Set exercise — Read the listing and extract each line that includes the word "принятии".

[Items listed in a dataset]
■ ■ ■ ■ ■

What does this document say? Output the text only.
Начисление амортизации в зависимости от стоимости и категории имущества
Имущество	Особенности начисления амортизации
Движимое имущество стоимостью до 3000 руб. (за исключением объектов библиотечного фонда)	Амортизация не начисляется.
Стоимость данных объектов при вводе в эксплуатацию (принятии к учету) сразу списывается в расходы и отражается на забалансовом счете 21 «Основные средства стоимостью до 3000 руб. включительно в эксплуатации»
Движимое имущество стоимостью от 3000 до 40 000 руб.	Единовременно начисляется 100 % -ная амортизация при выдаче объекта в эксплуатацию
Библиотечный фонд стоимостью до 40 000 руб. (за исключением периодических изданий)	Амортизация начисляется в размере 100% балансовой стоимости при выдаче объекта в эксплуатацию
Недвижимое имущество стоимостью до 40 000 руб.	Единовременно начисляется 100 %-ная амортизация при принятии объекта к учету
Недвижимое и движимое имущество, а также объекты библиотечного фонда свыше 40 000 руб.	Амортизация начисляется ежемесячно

■ ■ ■ ■ ■

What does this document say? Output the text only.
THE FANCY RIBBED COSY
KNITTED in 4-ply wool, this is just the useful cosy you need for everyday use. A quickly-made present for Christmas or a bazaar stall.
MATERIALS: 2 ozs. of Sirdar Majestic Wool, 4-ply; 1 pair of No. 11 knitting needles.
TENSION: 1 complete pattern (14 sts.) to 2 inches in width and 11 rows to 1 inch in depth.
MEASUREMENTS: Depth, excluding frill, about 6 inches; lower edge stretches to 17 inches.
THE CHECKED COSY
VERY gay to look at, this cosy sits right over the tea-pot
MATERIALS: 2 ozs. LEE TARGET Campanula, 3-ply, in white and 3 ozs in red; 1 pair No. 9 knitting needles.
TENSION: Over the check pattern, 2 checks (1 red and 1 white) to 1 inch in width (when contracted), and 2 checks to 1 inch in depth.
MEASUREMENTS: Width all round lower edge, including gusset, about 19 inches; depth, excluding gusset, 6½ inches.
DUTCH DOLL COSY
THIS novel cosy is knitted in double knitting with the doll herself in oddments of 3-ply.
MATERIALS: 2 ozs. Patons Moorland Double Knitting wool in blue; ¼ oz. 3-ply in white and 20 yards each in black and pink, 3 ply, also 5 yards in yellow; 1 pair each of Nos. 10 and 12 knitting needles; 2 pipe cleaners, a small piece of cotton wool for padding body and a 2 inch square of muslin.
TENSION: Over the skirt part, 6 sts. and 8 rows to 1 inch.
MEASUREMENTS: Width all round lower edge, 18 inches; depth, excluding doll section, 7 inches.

■ ■ ■ ■ ■

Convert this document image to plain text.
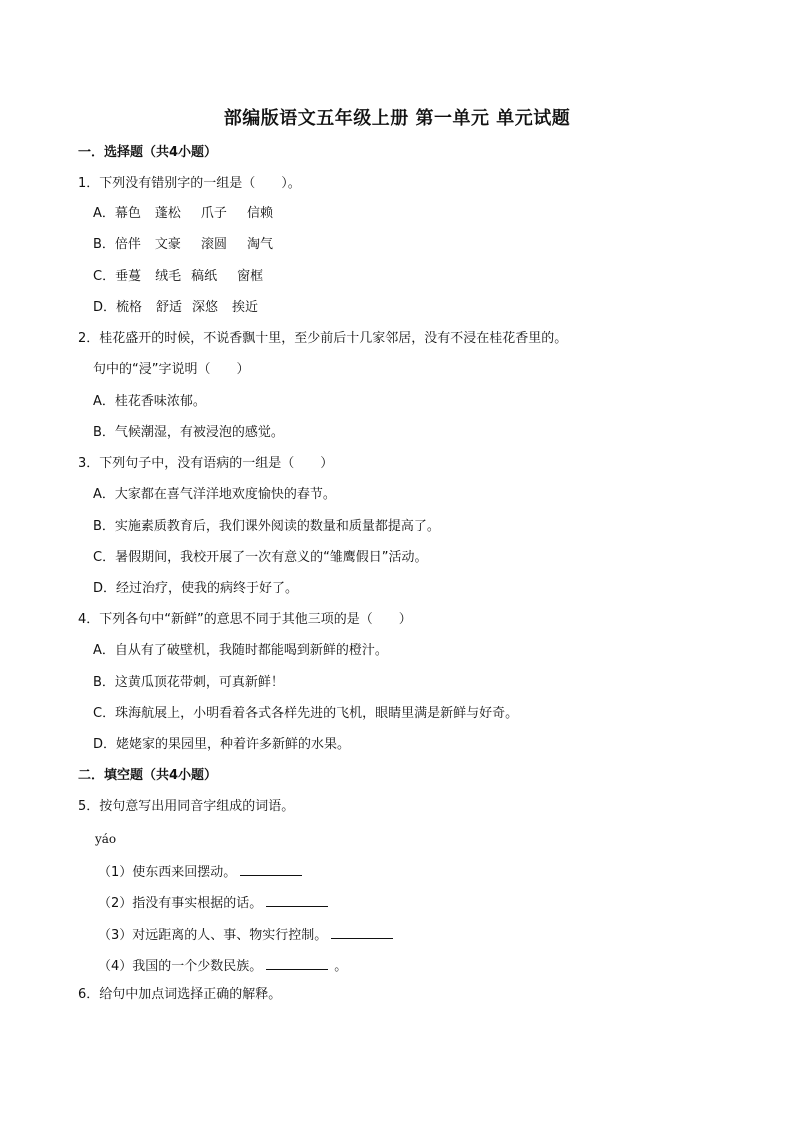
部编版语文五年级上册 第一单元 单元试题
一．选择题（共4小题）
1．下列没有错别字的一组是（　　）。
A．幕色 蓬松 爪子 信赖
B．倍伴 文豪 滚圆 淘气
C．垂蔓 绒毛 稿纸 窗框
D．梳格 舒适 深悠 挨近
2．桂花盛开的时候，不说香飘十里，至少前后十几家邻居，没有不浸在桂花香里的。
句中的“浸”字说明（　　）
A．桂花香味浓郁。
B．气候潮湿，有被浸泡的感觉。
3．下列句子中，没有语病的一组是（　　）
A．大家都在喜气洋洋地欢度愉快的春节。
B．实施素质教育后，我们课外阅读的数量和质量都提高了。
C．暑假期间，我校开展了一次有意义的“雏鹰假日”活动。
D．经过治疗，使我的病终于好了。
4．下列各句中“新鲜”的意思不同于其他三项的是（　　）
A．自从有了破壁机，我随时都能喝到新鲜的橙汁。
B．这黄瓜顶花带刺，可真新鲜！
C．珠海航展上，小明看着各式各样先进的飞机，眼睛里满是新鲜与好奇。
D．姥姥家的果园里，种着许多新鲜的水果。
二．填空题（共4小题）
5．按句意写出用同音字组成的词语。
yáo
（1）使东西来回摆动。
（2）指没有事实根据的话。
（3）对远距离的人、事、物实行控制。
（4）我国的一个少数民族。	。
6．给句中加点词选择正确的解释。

■ ■ ■ ■ ■

Written response —
Стоимость данных объектов при вводе в эксплуатацию (принятии к учету) сразу списывается в расходы и отражается на забалансовом счете 21 «Основные средства стоимостью до 3000 руб. включительно в эксплуатации»
Недвижимое имущество стоимостью до 40 000 руб.	Единовременно начисляется 100 %-ная амортизация при принятии объекта к учету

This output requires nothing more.